[LISTED ENTRIES]
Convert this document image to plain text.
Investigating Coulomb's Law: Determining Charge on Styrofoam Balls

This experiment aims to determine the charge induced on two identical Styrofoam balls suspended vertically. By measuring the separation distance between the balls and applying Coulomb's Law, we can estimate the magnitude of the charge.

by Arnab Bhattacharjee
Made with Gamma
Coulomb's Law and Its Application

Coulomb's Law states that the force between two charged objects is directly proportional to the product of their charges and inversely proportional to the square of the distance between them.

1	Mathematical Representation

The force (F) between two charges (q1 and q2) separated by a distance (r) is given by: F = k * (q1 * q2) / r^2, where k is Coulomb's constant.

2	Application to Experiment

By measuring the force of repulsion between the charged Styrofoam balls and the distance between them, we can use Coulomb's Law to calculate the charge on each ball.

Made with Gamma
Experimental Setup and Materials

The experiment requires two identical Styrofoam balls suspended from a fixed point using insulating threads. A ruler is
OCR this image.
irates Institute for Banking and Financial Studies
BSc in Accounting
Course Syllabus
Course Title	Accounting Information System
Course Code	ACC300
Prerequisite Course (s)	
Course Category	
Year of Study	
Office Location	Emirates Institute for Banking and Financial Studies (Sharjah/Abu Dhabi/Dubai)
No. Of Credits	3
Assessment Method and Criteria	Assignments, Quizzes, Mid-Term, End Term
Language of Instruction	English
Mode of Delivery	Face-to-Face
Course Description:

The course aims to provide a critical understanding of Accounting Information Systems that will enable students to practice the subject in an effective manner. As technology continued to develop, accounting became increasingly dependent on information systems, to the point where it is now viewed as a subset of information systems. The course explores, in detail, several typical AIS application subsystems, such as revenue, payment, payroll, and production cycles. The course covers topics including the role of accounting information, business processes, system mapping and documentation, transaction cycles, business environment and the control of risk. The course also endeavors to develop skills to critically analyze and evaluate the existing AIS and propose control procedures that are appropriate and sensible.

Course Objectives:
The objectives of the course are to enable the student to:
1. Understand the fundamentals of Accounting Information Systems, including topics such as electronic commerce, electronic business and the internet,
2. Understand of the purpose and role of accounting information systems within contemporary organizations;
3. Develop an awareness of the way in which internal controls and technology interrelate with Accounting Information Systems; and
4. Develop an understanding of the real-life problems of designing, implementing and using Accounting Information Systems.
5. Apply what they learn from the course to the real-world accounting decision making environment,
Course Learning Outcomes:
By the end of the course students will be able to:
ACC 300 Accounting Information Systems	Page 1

[GIVEN INSTRUCTION]
Copy each line above where the string "Styrofoam" occurs.

[ANSWER BELOW]
Investigating Coulomb's Law: Determining Charge on Styrofoam Balls
This experiment aims to determine the charge induced on two identical Styrofoam balls suspended vertically. By measuring the separation distance between the balls and applying Coulomb's Law, we can estimate the magnitude of the charge.
By measuring the force of repulsion between the charged Styrofoam balls and the distance between them, we can use Coulomb's Law to calculate the charge on each ball.
The experiment requires two identical Styrofoam balls suspended from a fixed point using insulating threads. A ruler is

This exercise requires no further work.